SUPPLIED TEXT
[START]
Foreigners Cannot Buy Travel In Pesos??

No opinions about the question I posted earlier in the thread? Do you think this might be the first step in a 2-part plan, the second step being to force the tourist industry agents to convert their dollar income back into pesos at the official rate?
 
In my many travels between the US/Argentina and talking with the average tourist, most are ignorant of the blue rate and/or terrified of carrying a lot of cash to exchange to fund their trip. Cash is not on their radar. It has been and shall remain a credit card world for most tourists to Argentina. This idea that tourists using the blue rate are depleting reserves is way over rated in my view.

The Central Bank estimates that perhaps 40% of the incoming tourism dollars go through the arbolitos ...Blue rate... !!
 
Have any non-residents purchased travel packages since this announcement?

I'd like to hear if there has been any change yet.
 
No opinions about the question I posted earlier in the thread? Do you think this might be the first step in a 2-part plan, the second step being to force the tourist industry agents to convert their dollar income back into pesos at the official rate?

Not clear? local travel agents sell most of their products in pesos..?? What dollars .. please educate me??? you imply now they sell their dollars at the Blue rate? Sales of services to foreigners are an export , as such are regulated..??
 
I am sure that the final goal is the harmonisation or near harmonisation of the black market and official rates, near enough to make the black market rate or blue rate unappealling. Effectively the dollars need to get back into the official money supply somehow.
 
Have any non-residents purchased travel packages since this announcement?

I'd like to hear if there has been any change yet.
[END]
RECORDED DATA
[START]
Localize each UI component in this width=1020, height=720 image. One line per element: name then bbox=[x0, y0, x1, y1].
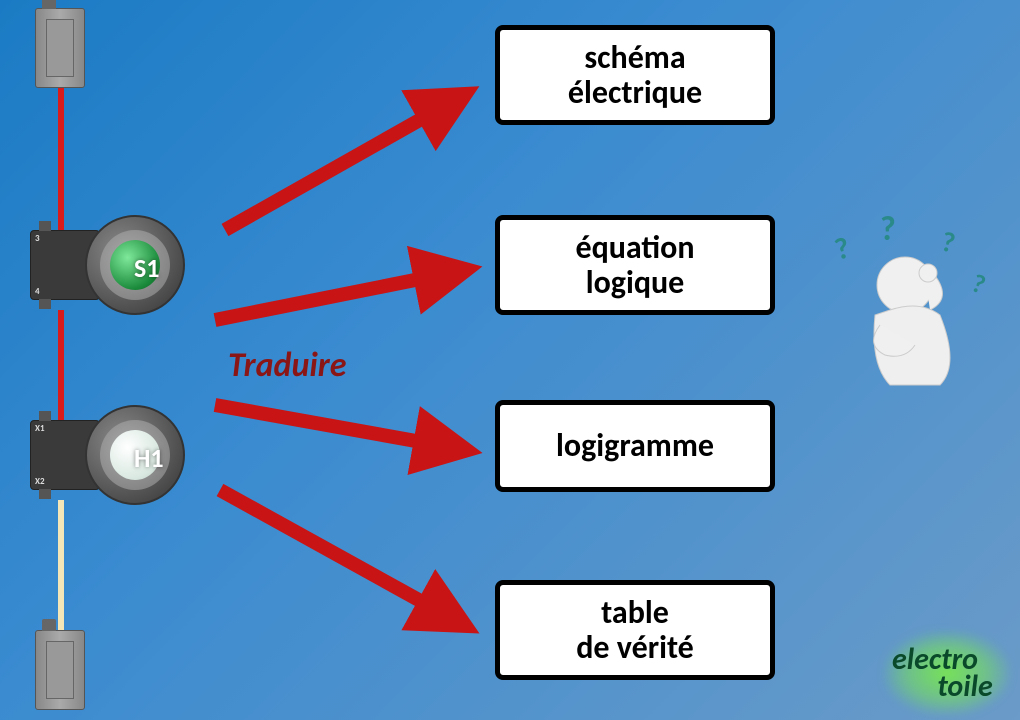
[END]
TASK DETAILS
In the thread about buying travel in pesos, what share of incoming tourism dollars does the Central Bank estimate goes through the arbolitos? The data has nothing to do with the thread about buying travel in pesos.

COMPLETED EXERCISE
Perhaps 40%.